What is expected –
Do not carry the pictures over; copy every other part of the entries exactly.

--------

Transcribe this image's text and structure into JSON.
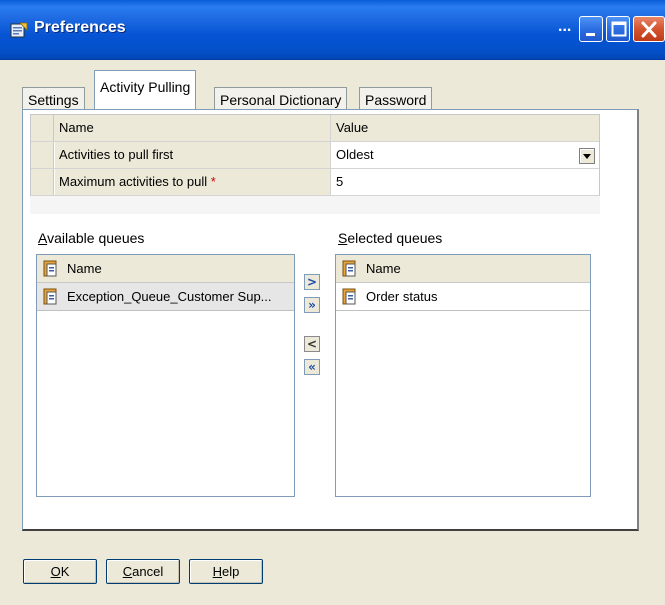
{
  "window": {
    "title": "Preferences",
    "ellipsis": "..."
  },
  "tabs": [
    {
      "label": "Settings",
      "active": false
    },
    {
      "label": "Activity Pulling",
      "active": true
    },
    {
      "label": "Personal Dictionary",
      "active": false
    },
    {
      "label": "Password",
      "active": false
    }
  ],
  "grid": {
    "headers": {
      "name": "Name",
      "value": "Value"
    },
    "rows": [
      {
        "name": "Activities to pull first",
        "value": "Oldest",
        "required": ""
      },
      {
        "name": "Maximum activities to pull",
        "value": "5",
        "required": "*"
      }
    ]
  },
  "available": {
    "label_accel": "A",
    "label_rest": "vailable queues",
    "header": "Name",
    "items": [
      "Exception_Queue_Customer Sup..."
    ]
  },
  "selected": {
    "label_accel": "S",
    "label_rest": "elected queues",
    "header": "Name",
    "items": [
      "Order status"
    ]
  },
  "move_buttons": {
    "add": ">",
    "add_all": "»",
    "remove": "<",
    "remove_all": "«"
  },
  "buttons": {
    "ok_accel": "O",
    "ok_rest": "K",
    "cancel_accel": "C",
    "cancel_rest": "ancel",
    "help_accel": "H",
    "help_rest": "elp"
  }
}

--------

Task response –
Transcribe this image's text and structure into JSON.
{
  "window": {
    "title": "Preferences",
    "ellipsis": "..."
  },
  "tabs": [
    {
      "label": "Settings",
      "active": false
    },
    {
      "label": "Activity Pulling",
      "active": true
    },
    {
      "label": "Personal Dictionary",
      "active": false
    },
    {
      "label": "Password",
      "active": false
    }
  ],
  "grid": {
    "headers": {
      "name": "Name",
      "value": "Value"
    },
    "rows": [
      {
        "name": "Activities to pull first",
        "value": "Oldest",
        "required": ""
      },
      {
        "name": "Maximum activities to pull",
        "value": "5",
        "required": "*"
      }
    ]
  },
  "available": {
    "label_accel": "A",
    "label_rest": "vailable queues",
    "header": "Name",
    "items": [
      "Exception_Queue_Customer Sup..."
    ]
  },
  "selected": {
    "label_accel": "S",
    "label_rest": "elected queues",
    "header": "Name",
    "items": [
      "Order status"
    ]
  },
  "move_buttons": {
    "add": ">",
    "add_all": "»",
    "remove": "<",
    "remove_all": "«"
  },
  "buttons": {
    "ok_accel": "O",
    "ok_rest": "K",
    "cancel_accel": "C",
    "cancel_rest": "ancel",
    "help_accel": "H",
    "help_rest": "elp"
  }
}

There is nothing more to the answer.